# Exercise prompt
In your copy, include every line of the listing below exactly but none of the pictures.

# Stored data
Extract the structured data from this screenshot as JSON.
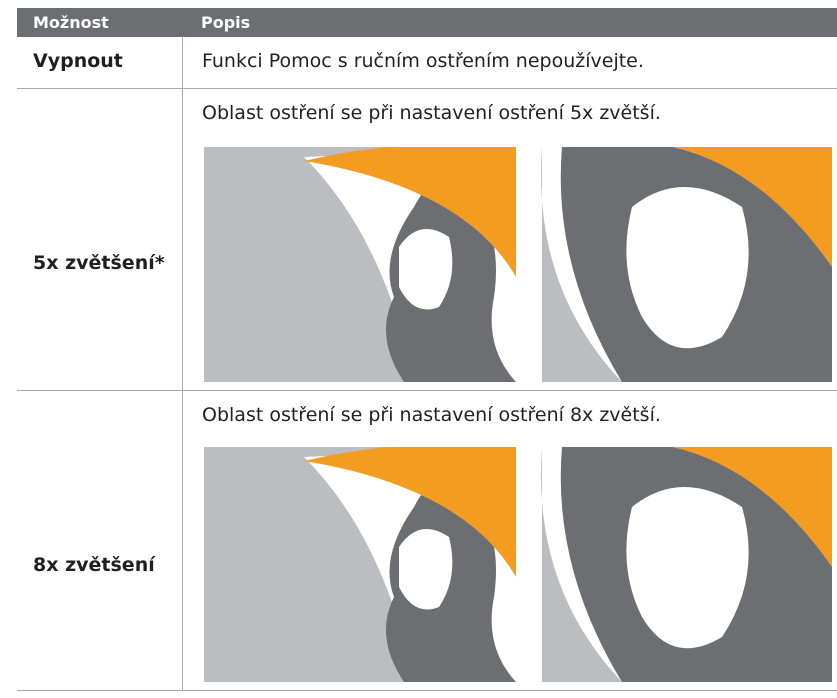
{
  "table": {
    "header": [
      "Možnost",
      "Popis"
    ],
    "rows": [
      {
        "option": "Vypnout",
        "description": "Funkci Pomoc s ručním ostřením nepoužívejte."
      },
      {
        "option": "5x zvětšení*",
        "description": "Oblast ostření se při nastavení ostření 5x zvětší."
      },
      {
        "option": "8x zvětšení",
        "description": "Oblast ostření se při nastavení ostření 8x zvětší."
      }
    ]
  }
}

# Task result
Extract the structured data from this screenshot as JSON.
{
  "table": {
    "header": [
      "Možnost",
      "Popis"
    ],
    "rows": [
      {
        "option": "Vypnout",
        "description": "Funkci Pomoc s ručním ostřením nepoužívejte."
      },
      {
        "option": "5x zvětšení*",
        "description": "Oblast ostření se při nastavení ostření 5x zvětší."
      },
      {
        "option": "8x zvětšení",
        "description": "Oblast ostření se při nastavení ostření 8x zvětší."
      }
    ]
  }
}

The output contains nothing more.